• [Exercise brief] Without altering anything, repeat each of the records.

>> Start Excerpted records

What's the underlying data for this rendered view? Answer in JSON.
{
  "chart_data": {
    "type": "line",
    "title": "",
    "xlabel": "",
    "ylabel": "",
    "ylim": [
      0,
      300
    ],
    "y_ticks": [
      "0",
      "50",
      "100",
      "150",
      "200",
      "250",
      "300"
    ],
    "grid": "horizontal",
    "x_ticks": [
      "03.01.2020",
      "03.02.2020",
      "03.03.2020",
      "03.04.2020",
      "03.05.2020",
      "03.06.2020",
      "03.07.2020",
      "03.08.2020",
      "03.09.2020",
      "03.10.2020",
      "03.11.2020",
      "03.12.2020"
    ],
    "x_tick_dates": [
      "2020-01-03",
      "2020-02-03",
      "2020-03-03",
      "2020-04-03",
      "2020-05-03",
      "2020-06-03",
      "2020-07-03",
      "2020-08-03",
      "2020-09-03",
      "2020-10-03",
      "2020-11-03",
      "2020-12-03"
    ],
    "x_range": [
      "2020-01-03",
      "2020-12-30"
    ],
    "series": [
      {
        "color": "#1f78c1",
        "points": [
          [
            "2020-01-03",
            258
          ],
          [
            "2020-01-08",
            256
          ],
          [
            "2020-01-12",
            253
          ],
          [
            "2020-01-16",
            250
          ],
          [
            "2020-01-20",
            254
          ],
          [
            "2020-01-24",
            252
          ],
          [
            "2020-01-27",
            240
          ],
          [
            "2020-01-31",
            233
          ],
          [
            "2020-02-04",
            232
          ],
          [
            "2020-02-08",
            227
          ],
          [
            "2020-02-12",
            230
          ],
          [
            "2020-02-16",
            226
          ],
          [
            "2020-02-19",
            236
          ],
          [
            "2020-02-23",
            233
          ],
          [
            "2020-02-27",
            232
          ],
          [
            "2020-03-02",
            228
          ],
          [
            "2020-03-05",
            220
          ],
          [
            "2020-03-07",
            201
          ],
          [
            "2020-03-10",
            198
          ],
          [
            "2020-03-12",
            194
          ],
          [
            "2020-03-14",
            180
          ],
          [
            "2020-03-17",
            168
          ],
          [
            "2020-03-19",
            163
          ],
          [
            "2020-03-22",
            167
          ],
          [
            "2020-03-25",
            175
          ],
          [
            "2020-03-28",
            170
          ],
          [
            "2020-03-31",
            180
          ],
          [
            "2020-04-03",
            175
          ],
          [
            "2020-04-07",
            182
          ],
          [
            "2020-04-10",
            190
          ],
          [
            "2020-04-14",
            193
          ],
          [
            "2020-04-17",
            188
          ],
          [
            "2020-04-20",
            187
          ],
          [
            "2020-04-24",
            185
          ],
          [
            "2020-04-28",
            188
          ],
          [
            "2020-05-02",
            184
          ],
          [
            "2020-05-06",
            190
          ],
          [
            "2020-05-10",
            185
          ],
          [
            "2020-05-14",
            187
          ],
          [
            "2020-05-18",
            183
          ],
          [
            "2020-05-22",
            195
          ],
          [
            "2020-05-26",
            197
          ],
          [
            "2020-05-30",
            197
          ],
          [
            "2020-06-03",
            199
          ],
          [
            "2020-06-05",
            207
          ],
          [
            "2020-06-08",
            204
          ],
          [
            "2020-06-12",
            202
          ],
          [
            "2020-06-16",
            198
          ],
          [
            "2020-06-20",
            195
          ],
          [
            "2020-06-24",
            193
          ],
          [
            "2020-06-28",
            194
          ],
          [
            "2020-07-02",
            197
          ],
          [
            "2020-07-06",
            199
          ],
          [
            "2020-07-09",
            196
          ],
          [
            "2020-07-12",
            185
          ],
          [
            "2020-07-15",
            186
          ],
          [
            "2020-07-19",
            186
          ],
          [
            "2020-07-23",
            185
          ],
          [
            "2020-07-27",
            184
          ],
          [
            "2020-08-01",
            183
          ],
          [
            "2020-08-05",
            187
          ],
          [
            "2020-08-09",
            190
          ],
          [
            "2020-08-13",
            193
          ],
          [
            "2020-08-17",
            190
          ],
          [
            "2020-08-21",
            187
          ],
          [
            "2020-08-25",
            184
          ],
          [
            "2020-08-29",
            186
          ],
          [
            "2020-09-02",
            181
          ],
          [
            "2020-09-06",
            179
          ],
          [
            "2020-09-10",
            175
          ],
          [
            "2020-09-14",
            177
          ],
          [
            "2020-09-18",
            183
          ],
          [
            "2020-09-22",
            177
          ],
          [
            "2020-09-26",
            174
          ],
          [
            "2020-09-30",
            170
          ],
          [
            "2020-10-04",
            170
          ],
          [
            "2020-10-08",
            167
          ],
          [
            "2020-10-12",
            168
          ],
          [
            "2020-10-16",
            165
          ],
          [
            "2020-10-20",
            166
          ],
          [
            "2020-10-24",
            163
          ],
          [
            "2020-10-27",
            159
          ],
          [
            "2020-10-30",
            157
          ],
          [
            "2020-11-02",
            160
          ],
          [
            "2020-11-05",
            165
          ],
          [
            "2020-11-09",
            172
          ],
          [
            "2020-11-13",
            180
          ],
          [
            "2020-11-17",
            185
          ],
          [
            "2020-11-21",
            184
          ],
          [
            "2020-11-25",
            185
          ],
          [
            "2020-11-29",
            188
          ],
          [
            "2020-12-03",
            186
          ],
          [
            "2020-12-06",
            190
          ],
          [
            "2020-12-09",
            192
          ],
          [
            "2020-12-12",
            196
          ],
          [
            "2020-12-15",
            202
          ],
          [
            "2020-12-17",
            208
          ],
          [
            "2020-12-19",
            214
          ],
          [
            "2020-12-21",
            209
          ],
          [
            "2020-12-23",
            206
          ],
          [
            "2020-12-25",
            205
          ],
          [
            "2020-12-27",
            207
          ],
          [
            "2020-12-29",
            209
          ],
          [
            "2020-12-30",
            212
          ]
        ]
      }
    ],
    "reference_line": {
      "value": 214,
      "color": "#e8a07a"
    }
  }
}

>> End Excerpted records

• [Result for this task]
What's the underlying data for this rendered view? Answer in JSON.
{
  "chart_data": {
    "type": "line",
    "title": "",
    "xlabel": "",
    "ylabel": "",
    "ylim": [
      0,
      300
    ],
    "y_ticks": [
      "0",
      "50",
      "100",
      "150",
      "200",
      "250",
      "300"
    ],
    "grid": "horizontal",
    "x_ticks": [
      "03.01.2020",
      "03.02.2020",
      "03.03.2020",
      "03.04.2020",
      "03.05.2020",
      "03.06.2020",
      "03.07.2020",
      "03.08.2020",
      "03.09.2020",
      "03.10.2020",
      "03.11.2020",
      "03.12.2020"
    ],
    "x_tick_dates": [
      "2020-01-03",
      "2020-02-03",
      "2020-03-03",
      "2020-04-03",
      "2020-05-03",
      "2020-06-03",
      "2020-07-03",
      "2020-08-03",
      "2020-09-03",
      "2020-10-03",
      "2020-11-03",
      "2020-12-03"
    ],
    "x_range": [
      "2020-01-03",
      "2020-12-30"
    ],
    "series": [
      {
        "color": "#1f78c1",
        "points": [
          [
            "2020-01-03",
            258
          ],
          [
            "2020-01-08",
            256
          ],
          [
            "2020-01-12",
            253
          ],
          [
            "2020-01-16",
            250
          ],
          [
            "2020-01-20",
            254
          ],
          [
            "2020-01-24",
            252
          ],
          [
            "2020-01-27",
            240
          ],
          [
            "2020-01-31",
            233
          ],
          [
            "2020-02-04",
            232
          ],
          [
            "2020-02-08",
            227
          ],
          [
            "2020-02-12",
            230
          ],
          [
            "2020-02-16",
            226
          ],
          [
            "2020-02-19",
            236
          ],
          [
            "2020-02-23",
            233
          ],
          [
            "2020-02-27",
            232
          ],
          [
            "2020-03-02",
            228
          ],
          [
            "2020-03-05",
            220
          ],
          [
            "2020-03-07",
            201
          ],
          [
            "2020-03-10",
            198
          ],
          [
            "2020-03-12",
            194
          ],
          [
            "2020-03-14",
            180
          ],
          [
            "2020-03-17",
            168
          ],
          [
            "2020-03-19",
            163
          ],
          [
            "2020-03-22",
            167
          ],
          [
            "2020-03-25",
            175
          ],
          [
            "2020-03-28",
            170
          ],
          [
            "2020-03-31",
            180
          ],
          [
            "2020-04-03",
            175
          ],
          [
            "2020-04-07",
            182
          ],
          [
            "2020-04-10",
            190
          ],
          [
            "2020-04-14",
            193
          ],
          [
            "2020-04-17",
            188
          ],
          [
            "2020-04-20",
            187
          ],
          [
            "2020-04-24",
            185
          ],
          [
            "2020-04-28",
            188
          ],
          [
            "2020-05-02",
            184
          ],
          [
            "2020-05-06",
            190
          ],
          [
            "2020-05-10",
            185
          ],
          [
            "2020-05-14",
            187
          ],
          [
            "2020-05-18",
            183
          ],
          [
            "2020-05-22",
            195
          ],
          [
            "2020-05-26",
            197
          ],
          [
            "2020-05-30",
            197
          ],
          [
            "2020-06-03",
            199
          ],
          [
            "2020-06-05",
            207
          ],
          [
            "2020-06-08",
            204
          ],
          [
            "2020-06-12",
            202
          ],
          [
            "2020-06-16",
            198
          ],
          [
            "2020-06-20",
            195
          ],
          [
            "2020-06-24",
            193
          ],
          [
            "2020-06-28",
            194
          ],
          [
            "2020-07-02",
            197
          ],
          [
            "2020-07-06",
            199
          ],
          [
            "2020-07-09",
            196
          ],
          [
            "2020-07-12",
            185
          ],
          [
            "2020-07-15",
            186
          ],
          [
            "2020-07-19",
            186
          ],
          [
            "2020-07-23",
            185
          ],
          [
            "2020-07-27",
            184
          ],
          [
            "2020-08-01",
            183
          ],
          [
            "2020-08-05",
            187
          ],
          [
            "2020-08-09",
            190
          ],
          [
            "2020-08-13",
            193
          ],
          [
            "2020-08-17",
            190
          ],
          [
            "2020-08-21",
            187
          ],
          [
            "2020-08-25",
            184
          ],
          [
            "2020-08-29",
            186
          ],
          [
            "2020-09-02",
            181
          ],
          [
            "2020-09-06",
            179
          ],
          [
            "2020-09-10",
            175
          ],
          [
            "2020-09-14",
            177
          ],
          [
            "2020-09-18",
            183
          ],
          [
            "2020-09-22",
            177
          ],
          [
            "2020-09-26",
            174
          ],
          [
            "2020-09-30",
            170
          ],
          [
            "2020-10-04",
            170
          ],
          [
            "2020-10-08",
            167
          ],
          [
            "2020-10-12",
            168
          ],
          [
            "2020-10-16",
            165
          ],
          [
            "2020-10-20",
            166
          ],
          [
            "2020-10-24",
            163
          ],
          [
            "2020-10-27",
            159
          ],
          [
            "2020-10-30",
            157
          ],
          [
            "2020-11-02",
            160
          ],
          [
            "2020-11-05",
            165
          ],
          [
            "2020-11-09",
            172
          ],
          [
            "2020-11-13",
            180
          ],
          [
            "2020-11-17",
            185
          ],
          [
            "2020-11-21",
            184
          ],
          [
            "2020-11-25",
            185
          ],
          [
            "2020-11-29",
            188
          ],
          [
            "2020-12-03",
            186
          ],
          [
            "2020-12-06",
            190
          ],
          [
            "2020-12-09",
            192
          ],
          [
            "2020-12-12",
            196
          ],
          [
            "2020-12-15",
            202
          ],
          [
            "2020-12-17",
            208
          ],
          [
            "2020-12-19",
            214
          ],
          [
            "2020-12-21",
            209
          ],
          [
            "2020-12-23",
            206
          ],
          [
            "2020-12-25",
            205
          ],
          [
            "2020-12-27",
            207
          ],
          [
            "2020-12-29",
            209
          ],
          [
            "2020-12-30",
            212
          ]
        ]
      }
    ],
    "reference_line": {
      "value": 214,
      "color": "#e8a07a"
    }
  }
}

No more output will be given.